* **Task to complete**: Search the listing below for "also". Copy each matching line.

* **Supplied material**:
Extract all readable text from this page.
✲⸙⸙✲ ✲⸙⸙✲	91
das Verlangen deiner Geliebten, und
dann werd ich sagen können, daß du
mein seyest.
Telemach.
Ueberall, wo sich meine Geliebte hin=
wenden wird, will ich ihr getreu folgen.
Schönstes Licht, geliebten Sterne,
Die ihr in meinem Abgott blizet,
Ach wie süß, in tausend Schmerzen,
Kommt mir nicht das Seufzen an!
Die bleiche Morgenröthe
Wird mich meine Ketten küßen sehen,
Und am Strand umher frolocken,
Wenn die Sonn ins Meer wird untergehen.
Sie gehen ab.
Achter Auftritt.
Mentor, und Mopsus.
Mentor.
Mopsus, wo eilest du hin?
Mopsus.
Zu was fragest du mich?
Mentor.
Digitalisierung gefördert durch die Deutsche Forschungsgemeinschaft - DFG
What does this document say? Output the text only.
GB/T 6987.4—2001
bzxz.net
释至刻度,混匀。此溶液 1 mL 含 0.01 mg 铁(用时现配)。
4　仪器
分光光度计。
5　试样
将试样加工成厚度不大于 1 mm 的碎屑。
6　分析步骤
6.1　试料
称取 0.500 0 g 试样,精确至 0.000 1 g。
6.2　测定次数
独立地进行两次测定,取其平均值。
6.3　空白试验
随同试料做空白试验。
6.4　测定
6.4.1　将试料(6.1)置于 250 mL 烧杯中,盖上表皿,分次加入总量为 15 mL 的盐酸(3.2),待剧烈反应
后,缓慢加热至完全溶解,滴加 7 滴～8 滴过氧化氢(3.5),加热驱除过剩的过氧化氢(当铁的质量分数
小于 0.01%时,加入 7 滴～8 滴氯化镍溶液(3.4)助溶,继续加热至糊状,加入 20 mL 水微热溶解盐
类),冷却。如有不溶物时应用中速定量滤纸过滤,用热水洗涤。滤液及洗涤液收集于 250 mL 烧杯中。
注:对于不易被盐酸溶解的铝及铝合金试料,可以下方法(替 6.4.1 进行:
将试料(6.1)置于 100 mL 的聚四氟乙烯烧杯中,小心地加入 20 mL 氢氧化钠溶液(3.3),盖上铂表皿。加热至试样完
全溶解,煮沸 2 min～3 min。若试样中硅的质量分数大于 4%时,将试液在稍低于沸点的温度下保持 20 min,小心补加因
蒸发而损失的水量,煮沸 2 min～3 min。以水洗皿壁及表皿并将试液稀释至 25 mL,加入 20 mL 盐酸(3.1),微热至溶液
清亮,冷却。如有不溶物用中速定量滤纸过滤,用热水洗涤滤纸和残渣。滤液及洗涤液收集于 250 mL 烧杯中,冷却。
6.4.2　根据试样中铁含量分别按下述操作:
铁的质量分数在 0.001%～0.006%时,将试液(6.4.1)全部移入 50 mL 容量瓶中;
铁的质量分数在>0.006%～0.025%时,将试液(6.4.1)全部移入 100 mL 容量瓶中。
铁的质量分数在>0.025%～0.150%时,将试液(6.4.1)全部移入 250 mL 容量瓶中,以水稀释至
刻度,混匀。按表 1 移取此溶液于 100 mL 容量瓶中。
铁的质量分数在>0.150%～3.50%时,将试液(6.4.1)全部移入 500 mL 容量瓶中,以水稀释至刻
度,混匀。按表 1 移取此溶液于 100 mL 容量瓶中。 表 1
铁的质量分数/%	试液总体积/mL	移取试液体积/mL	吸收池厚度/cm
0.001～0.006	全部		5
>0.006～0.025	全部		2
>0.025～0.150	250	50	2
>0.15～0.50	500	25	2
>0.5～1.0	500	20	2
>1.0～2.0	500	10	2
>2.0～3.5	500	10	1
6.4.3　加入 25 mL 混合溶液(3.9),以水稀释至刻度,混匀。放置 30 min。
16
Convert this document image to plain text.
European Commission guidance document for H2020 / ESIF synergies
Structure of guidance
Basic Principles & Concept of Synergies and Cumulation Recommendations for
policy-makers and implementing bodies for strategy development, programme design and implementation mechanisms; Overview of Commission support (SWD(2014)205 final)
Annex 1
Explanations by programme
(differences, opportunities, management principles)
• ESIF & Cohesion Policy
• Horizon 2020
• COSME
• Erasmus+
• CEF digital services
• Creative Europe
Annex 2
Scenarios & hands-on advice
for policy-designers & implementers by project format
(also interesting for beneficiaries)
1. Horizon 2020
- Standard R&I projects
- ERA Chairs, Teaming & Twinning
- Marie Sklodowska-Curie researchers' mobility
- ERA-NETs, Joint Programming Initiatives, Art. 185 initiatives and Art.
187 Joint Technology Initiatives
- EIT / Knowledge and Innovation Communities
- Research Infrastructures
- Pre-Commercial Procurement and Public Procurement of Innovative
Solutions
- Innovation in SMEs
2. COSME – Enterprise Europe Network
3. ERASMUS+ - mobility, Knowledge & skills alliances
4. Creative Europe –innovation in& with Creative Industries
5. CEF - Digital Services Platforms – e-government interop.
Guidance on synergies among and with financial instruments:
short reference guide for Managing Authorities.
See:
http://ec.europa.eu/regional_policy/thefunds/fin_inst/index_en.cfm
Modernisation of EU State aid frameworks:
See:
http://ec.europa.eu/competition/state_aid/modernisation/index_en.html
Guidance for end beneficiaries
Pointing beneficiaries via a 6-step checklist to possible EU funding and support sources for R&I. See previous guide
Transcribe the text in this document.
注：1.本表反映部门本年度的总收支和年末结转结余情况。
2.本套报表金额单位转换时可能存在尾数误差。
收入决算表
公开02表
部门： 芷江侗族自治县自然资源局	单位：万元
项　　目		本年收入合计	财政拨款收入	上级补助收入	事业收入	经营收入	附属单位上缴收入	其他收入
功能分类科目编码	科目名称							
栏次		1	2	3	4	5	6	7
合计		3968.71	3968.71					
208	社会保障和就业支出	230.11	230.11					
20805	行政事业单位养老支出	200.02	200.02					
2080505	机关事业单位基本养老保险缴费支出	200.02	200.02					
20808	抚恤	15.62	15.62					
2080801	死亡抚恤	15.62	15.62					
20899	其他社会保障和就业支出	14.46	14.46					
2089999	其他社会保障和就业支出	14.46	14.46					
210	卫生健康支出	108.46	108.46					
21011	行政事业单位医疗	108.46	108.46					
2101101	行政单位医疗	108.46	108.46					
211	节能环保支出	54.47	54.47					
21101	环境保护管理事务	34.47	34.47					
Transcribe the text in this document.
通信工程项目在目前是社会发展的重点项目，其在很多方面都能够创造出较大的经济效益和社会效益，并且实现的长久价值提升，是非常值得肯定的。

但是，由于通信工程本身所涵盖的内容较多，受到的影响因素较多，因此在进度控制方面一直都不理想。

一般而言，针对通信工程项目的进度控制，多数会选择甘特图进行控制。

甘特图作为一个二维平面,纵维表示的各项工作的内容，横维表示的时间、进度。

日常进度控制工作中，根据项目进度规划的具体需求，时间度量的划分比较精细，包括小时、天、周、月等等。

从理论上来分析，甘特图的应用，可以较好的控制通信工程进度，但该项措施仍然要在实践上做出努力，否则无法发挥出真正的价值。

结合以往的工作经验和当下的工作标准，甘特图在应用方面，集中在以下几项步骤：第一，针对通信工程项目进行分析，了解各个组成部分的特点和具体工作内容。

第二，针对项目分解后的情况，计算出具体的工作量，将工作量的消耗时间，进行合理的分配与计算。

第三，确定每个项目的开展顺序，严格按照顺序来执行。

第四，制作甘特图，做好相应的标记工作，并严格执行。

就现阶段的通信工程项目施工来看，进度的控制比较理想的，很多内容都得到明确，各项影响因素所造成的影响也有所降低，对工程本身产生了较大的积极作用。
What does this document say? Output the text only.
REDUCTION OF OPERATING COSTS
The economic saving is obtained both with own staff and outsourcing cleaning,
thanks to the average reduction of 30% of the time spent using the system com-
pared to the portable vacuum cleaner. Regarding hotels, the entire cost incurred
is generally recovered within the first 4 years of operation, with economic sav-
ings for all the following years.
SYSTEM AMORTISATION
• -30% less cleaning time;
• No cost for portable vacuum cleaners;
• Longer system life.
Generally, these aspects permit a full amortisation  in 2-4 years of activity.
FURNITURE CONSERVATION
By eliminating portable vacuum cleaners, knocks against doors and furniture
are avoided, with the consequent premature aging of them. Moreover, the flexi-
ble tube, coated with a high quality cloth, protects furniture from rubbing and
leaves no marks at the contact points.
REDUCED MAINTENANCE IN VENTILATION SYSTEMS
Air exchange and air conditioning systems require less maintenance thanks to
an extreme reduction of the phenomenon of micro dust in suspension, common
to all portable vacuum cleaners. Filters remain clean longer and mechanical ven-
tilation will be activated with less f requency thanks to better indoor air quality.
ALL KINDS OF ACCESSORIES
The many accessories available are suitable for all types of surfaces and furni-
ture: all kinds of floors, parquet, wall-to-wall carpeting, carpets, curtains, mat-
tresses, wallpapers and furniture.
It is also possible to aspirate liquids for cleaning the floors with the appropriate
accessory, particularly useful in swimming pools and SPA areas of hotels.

* **Result of the task**:
(also interesting for beneficiaries)
It is also possible to aspirate liquids for cleaning the floors with the appropriate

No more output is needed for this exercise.